-- START Dataset rows --

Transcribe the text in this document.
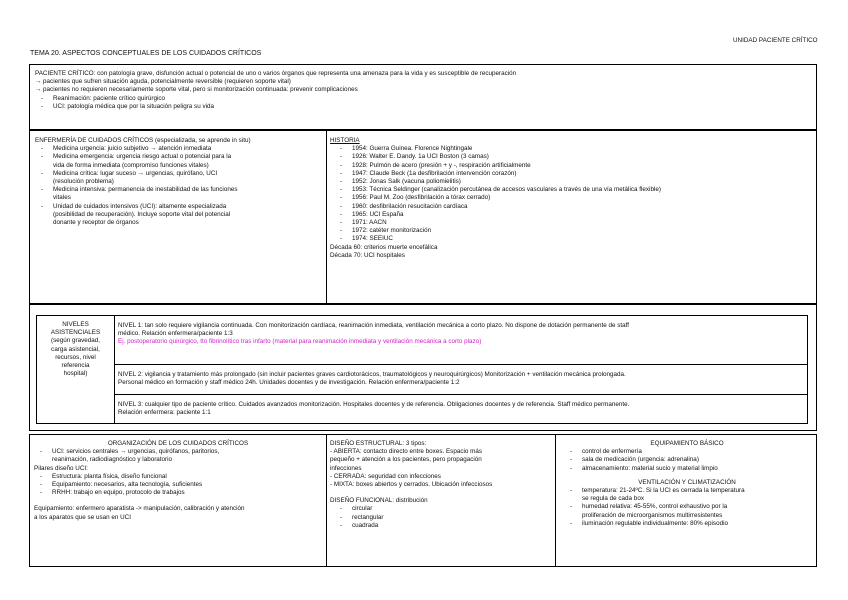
UNIDAD PACIENTE CRÍTICO
TEMA 20. ASPECTOS CONCEPTUALES DE LOS CUIDADOS CRÍTICOS
PACIENTE CRÍTICO: con patología grave, disfunción actual o potencial de uno o varios órganos que representa una amenaza para la vida y es susceptible de recuperación
→ pacientes que sufren situación aguda, potencialmente reversible (requieren soporte vital)
→ pacientes no requieren necesariamente soporte vital, pero si monitorización continuada: prevenir complicaciones
- Reanimación: paciente crítico quirúrgico
- UCI: patología médica que por la situación peligra su vida
ENFERMERÍA DE CUIDADOS CRÍTICOS (especializada, se aprende in situ)
- Medicina urgencia: juicio subjetivo → atención inmediata
- Medicina emergencia: urgencia riesgo actual o potencial para la
vida de forma inmediata (compromiso funciones vitales)
- Medicina crítica: lugar suceso → urgencias, quirófano, UCI
(resolución problema)
- Medicina intensiva: permanencia de inestabilidad de las funciones
vitales
- Unidad de cuidados intensivos (UCI): altamente especializada
(posibilidad de recuperación). Incluye soporte vital del potencial
donante y receptor de órganos
HISTORIA
- 1954: Guerra Guinea. Florence Nightingale
- 1926: Walter E. Dandy. 1a UCI Boston (3 camas)
- 1928: Pulmón de acero (presión + y -, respiración artificialmente
- 1947: Claude Beck (1a desfibrilación intervención corazón)
- 1952: Jonas Salk (vacuna poliomielitis)
- 1953: Técnica Seldinger (canalización percutánea de accesos vasculares a través de una vía metálica flexible)
- 1956: Paul M. Zoo (desfibrilación a tórax cerrado)
- 1960: desfibrilación resucitación cardíaca
- 1965: UCI España
- 1971: AACN
- 1972: catéter monitorización
- 1974: SEEIUC
Década 60: criterios muerte encefálica
Década 70: UCI hospitales
NIVELES
ASISTENCIALES
(según gravedad,
carga asistencial,
recursos, nivel
referencia
hospital)
NIVEL 1: tan solo requiere vigilancia continuada. Con monitorización cardíaca, reanimación inmediata, ventilación mecánica a corto plazo. No dispone de dotación permanente de staff
médico. Relación enfermera/paciente 1:3
Ej. postoperatorio quirúrgico, tto fibrinolítico tras infarto (material para reanimación inmediata y ventilación mecánica a corto plazo)
NIVEL 2: vigilancia y tratamiento más prolongado (sin incluir pacientes graves cardiotorácicos, traumatológicos y neuroquirúrgicos) Monitorización + ventilación mecánica prolongada.
Personal médico en formación y staff médico 24h. Unidades docentes y de investigación. Relación enfermera/paciente 1:2
NIVEL 3: cualquier tipo de paciente crítico. Cuidados avanzados monitorización. Hospitales docentes y de referencia. Obligaciones docentes y de referencia. Staff médico permanente.
Relación enfermera: paciente 1:1
ORGANIZACIÓN DE LOS CUIDADOS CRÍTICOS
- UCI: servicios centrales → urgencias, quirófanos, paritorios,
reanimación, radiodiagnóstico y laboratorio
Pilares diseño UCI:
- Estructura: planta física, diseño funcional
- Equipamiento: necesarios, alta tecnología, suficientes
- RRHH: trabajo en equipo, protocolo de trabajos
Equipamiento: enfermero aparatista -> manipulación, calibración y atención
a los aparatos que se usan en UCI
DISEÑO ESTRUCTURAL: 3 tipos:
- ABIERTA: contacto directo entre boxes. Espacio más
pequeño + atención a los pacientes, pero propagación
infecciones
- CERRADA: seguridad con infecciones
- MIXTA: boxes abiertos y cerrados. Ubicación infecciosos
DISEÑO FUNCIONAL: distribución
- circular
- rectangular
- cuadrada
EQUIPAMIENTO BÁSICO
- control de enfermería
- sala de medicación (urgencia: adrenalina)
- almacenamiento: material sucio y material limpio
VENTILACIÓN Y CLIMATIZACIÓN
- temperatura: 21-24ºC. Si la UCI es cerrada la temperatura
se regula de cada box
- humedad relativa: 45-55%, control exhaustivo por la
proliferación de microorganismos multirresistentes
- iluminación regulable individualmente: 80% episodio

-- END Dataset rows --

▸ The problem
Pictures don't belong in the copy. Transcribe every record exactly as it appears.

▸ Worked solution
Transcribe the text in this document.
UNIDAD PACIENTE CRÍTICO
TEMA 20. ASPECTOS CONCEPTUALES DE LOS CUIDADOS CRÍTICOS
PACIENTE CRÍTICO: con patología grave, disfunción actual o potencial de uno o varios órganos que representa una amenaza para la vida y es susceptible de recuperación
→ pacientes que sufren situación aguda, potencialmente reversible (requieren soporte vital)
→ pacientes no requieren necesariamente soporte vital, pero si monitorización continuada: prevenir complicaciones
- Reanimación: paciente crítico quirúrgico
- UCI: patología médica que por la situación peligra su vida
ENFERMERÍA DE CUIDADOS CRÍTICOS (especializada, se aprende in situ)
- Medicina urgencia: juicio subjetivo → atención inmediata
- Medicina emergencia: urgencia riesgo actual o potencial para la
vida de forma inmediata (compromiso funciones vitales)
- Medicina crítica: lugar suceso → urgencias, quirófano, UCI
(resolución problema)
- Medicina intensiva: permanencia de inestabilidad de las funciones
vitales
- Unidad de cuidados intensivos (UCI): altamente especializada
(posibilidad de recuperación). Incluye soporte vital del potencial
donante y receptor de órganos
HISTORIA
- 1954: Guerra Guinea. Florence Nightingale
- 1926: Walter E. Dandy. 1a UCI Boston (3 camas)
- 1928: Pulmón de acero (presión + y -, respiración artificialmente
- 1947: Claude Beck (1a desfibrilación intervención corazón)
- 1952: Jonas Salk (vacuna poliomielitis)
- 1953: Técnica Seldinger (canalización percutánea de accesos vasculares a través de una vía metálica flexible)
- 1956: Paul M. Zoo (desfibrilación a tórax cerrado)
- 1960: desfibrilación resucitación cardíaca
- 1965: UCI España
- 1971: AACN
- 1972: catéter monitorización
- 1974: SEEIUC
Década 60: criterios muerte encefálica
Década 70: UCI hospitales
NIVELES
ASISTENCIALES
(según gravedad,
carga asistencial,
recursos, nivel
referencia
hospital)
NIVEL 1: tan solo requiere vigilancia continuada. Con monitorización cardíaca, reanimación inmediata, ventilación mecánica a corto plazo. No dispone de dotación permanente de staff
médico. Relación enfermera/paciente 1:3
Ej. postoperatorio quirúrgico, tto fibrinolítico tras infarto (material para reanimación inmediata y ventilación mecánica a corto plazo)
NIVEL 2: vigilancia y tratamiento más prolongado (sin incluir pacientes graves cardiotorácicos, traumatológicos y neuroquirúrgicos) Monitorización + ventilación mecánica prolongada.
Personal médico en formación y staff médico 24h. Unidades docentes y de investigación. Relación enfermera/paciente 1:2
NIVEL 3: cualquier tipo de paciente crítico. Cuidados avanzados monitorización. Hospitales docentes y de referencia. Obligaciones docentes y de referencia. Staff médico permanente.
Relación enfermera: paciente 1:1
ORGANIZACIÓN DE LOS CUIDADOS CRÍTICOS
- UCI: servicios centrales → urgencias, quirófanos, paritorios,
reanimación, radiodiagnóstico y laboratorio
Pilares diseño UCI:
- Estructura: planta física, diseño funcional
- Equipamiento: necesarios, alta tecnología, suficientes
- RRHH: trabajo en equipo, protocolo de trabajos
Equipamiento: enfermero aparatista -> manipulación, calibración y atención
a los aparatos que se usan en UCI
DISEÑO ESTRUCTURAL: 3 tipos:
- ABIERTA: contacto directo entre boxes. Espacio más
pequeño + atención a los pacientes, pero propagación
infecciones
- CERRADA: seguridad con infecciones
- MIXTA: boxes abiertos y cerrados. Ubicación infecciosos
DISEÑO FUNCIONAL: distribución
- circular
- rectangular
- cuadrada
EQUIPAMIENTO BÁSICO
- control de enfermería
- sala de medicación (urgencia: adrenalina)
- almacenamiento: material sucio y material limpio
VENTILACIÓN Y CLIMATIZACIÓN
- temperatura: 21-24ºC. Si la UCI es cerrada la temperatura
se regula de cada box
- humedad relativa: 45-55%, control exhaustivo por la
proliferación de microorganismos multirresistentes
- iluminación regulable individualmente: 80% episodio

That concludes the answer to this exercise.